**Exercise brief:** In full and without alteration, repeat the material.

## START Task data

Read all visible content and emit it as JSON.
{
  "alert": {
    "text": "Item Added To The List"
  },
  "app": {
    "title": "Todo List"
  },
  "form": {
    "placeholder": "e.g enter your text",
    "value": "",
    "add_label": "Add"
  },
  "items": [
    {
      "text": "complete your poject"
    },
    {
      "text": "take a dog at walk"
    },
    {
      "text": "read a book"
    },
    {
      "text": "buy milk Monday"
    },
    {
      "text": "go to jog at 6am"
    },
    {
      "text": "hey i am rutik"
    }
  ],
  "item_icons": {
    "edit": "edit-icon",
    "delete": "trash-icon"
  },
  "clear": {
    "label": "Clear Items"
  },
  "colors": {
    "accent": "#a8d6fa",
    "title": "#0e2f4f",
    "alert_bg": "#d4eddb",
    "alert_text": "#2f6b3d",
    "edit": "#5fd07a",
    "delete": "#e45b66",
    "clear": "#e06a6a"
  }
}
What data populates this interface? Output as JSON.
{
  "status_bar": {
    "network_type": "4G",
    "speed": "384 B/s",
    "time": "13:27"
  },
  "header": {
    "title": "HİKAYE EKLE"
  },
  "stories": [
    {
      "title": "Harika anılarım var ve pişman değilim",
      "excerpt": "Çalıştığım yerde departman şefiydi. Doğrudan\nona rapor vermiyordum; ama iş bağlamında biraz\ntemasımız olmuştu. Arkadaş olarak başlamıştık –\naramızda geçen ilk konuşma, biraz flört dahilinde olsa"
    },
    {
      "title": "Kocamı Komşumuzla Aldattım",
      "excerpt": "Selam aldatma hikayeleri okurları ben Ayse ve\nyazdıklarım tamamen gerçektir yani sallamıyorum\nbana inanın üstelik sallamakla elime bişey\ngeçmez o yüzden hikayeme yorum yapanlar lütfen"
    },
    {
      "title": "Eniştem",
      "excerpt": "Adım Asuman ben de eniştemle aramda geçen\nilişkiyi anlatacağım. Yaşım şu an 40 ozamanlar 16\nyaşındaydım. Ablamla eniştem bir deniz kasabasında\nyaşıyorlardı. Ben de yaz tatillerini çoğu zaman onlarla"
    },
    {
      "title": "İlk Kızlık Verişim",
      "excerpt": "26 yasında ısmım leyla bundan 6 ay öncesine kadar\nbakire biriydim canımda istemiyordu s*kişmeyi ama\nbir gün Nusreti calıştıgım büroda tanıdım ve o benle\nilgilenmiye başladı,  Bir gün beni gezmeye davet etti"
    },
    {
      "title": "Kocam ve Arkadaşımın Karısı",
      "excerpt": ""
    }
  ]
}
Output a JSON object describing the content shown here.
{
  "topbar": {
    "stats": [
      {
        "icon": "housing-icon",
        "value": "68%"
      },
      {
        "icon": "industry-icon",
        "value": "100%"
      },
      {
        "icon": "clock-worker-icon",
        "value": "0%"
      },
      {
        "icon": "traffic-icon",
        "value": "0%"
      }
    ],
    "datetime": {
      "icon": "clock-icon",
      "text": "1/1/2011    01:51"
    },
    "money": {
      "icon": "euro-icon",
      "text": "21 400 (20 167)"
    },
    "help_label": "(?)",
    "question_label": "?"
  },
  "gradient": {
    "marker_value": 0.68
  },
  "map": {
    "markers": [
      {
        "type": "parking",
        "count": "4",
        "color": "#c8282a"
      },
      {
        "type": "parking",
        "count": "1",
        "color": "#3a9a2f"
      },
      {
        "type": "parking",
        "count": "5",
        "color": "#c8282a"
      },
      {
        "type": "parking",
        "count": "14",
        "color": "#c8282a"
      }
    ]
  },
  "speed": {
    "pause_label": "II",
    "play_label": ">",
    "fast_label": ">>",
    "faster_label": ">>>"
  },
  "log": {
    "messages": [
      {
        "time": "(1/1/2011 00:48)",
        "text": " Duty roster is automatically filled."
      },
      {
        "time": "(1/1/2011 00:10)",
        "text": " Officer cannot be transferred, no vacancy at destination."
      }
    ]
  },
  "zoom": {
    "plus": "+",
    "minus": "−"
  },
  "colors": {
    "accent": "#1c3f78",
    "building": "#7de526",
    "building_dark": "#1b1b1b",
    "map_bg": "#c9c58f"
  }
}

## END Task data

**Answer to this problem:**
Read all visible content and emit it as JSON.
{
  "alert": {
    "text": "Item Added To The List"
  },
  "app": {
    "title": "Todo List"
  },
  "form": {
    "placeholder": "e.g enter your text",
    "value": "",
    "add_label": "Add"
  },
  "items": [
    {
      "text": "complete your poject"
    },
    {
      "text": "take a dog at walk"
    },
    {
      "text": "read a book"
    },
    {
      "text": "buy milk Monday"
    },
    {
      "text": "go to jog at 6am"
    },
    {
      "text": "hey i am rutik"
    }
  ],
  "item_icons": {
    "edit": "edit-icon",
    "delete": "trash-icon"
  },
  "clear": {
    "label": "Clear Items"
  },
  "colors": {
    "accent": "#a8d6fa",
    "title": "#0e2f4f",
    "alert_bg": "#d4eddb",
    "alert_text": "#2f6b3d",
    "edit": "#5fd07a",
    "delete": "#e45b66",
    "clear": "#e06a6a"
  }
}
What data populates this interface? Output as JSON.
{
  "status_bar": {
    "network_type": "4G",
    "speed": "384 B/s",
    "time": "13:27"
  },
  "header": {
    "title": "HİKAYE EKLE"
  },
  "stories": [
    {
      "title": "Harika anılarım var ve pişman değilim",
      "excerpt": "Çalıştığım yerde departman şefiydi. Doğrudan\nona rapor vermiyordum; ama iş bağlamında biraz\ntemasımız olmuştu. Arkadaş olarak başlamıştık –\naramızda geçen ilk konuşma, biraz flört dahilinde olsa"
    },
    {
      "title": "Kocamı Komşumuzla Aldattım",
      "excerpt": "Selam aldatma hikayeleri okurları ben Ayse ve\nyazdıklarım tamamen gerçektir yani sallamıyorum\nbana inanın üstelik sallamakla elime bişey\ngeçmez o yüzden hikayeme yorum yapanlar lütfen"
    },
    {
      "title": "Eniştem",
      "excerpt": "Adım Asuman ben de eniştemle aramda geçen\nilişkiyi anlatacağım. Yaşım şu an 40 ozamanlar 16\nyaşındaydım. Ablamla eniştem bir deniz kasabasında\nyaşıyorlardı. Ben de yaz tatillerini çoğu zaman onlarla"
    },
    {
      "title": "İlk Kızlık Verişim",
      "excerpt": "26 yasında ısmım leyla bundan 6 ay öncesine kadar\nbakire biriydim canımda istemiyordu s*kişmeyi ama\nbir gün Nusreti calıştıgım büroda tanıdım ve o benle\nilgilenmiye başladı,  Bir gün beni gezmeye davet etti"
    },
    {
      "title": "Kocam ve Arkadaşımın Karısı",
      "excerpt": ""
    }
  ]
}
Output a JSON object describing the content shown here.
{
  "topbar": {
    "stats": [
      {
        "icon": "housing-icon",
        "value": "68%"
      },
      {
        "icon": "industry-icon",
        "value": "100%"
      },
      {
        "icon": "clock-worker-icon",
        "value": "0%"
      },
      {
        "icon": "traffic-icon",
        "value": "0%"
      }
    ],
    "datetime": {
      "icon": "clock-icon",
      "text": "1/1/2011    01:51"
    },
    "money": {
      "icon": "euro-icon",
      "text": "21 400 (20 167)"
    },
    "help_label": "(?)",
    "question_label": "?"
  },
  "gradient": {
    "marker_value": 0.68
  },
  "map": {
    "markers": [
      {
        "type": "parking",
        "count": "4",
        "color": "#c8282a"
      },
      {
        "type": "parking",
        "count": "1",
        "color": "#3a9a2f"
      },
      {
        "type": "parking",
        "count": "5",
        "color": "#c8282a"
      },
      {
        "type": "parking",
        "count": "14",
        "color": "#c8282a"
      }
    ]
  },
  "speed": {
    "pause_label": "II",
    "play_label": ">",
    "fast_label": ">>",
    "faster_label": ">>>"
  },
  "log": {
    "messages": [
      {
        "time": "(1/1/2011 00:48)",
        "text": " Duty roster is automatically filled."
      },
      {
        "time": "(1/1/2011 00:10)",
        "text": " Officer cannot be transferred, no vacancy at destination."
      }
    ]
  },
  "zoom": {
    "plus": "+",
    "minus": "−"
  },
  "colors": {
    "accent": "#1c3f78",
    "building": "#7de526",
    "building_dark": "#1b1b1b",
    "map_bg": "#c9c58f"
  }
}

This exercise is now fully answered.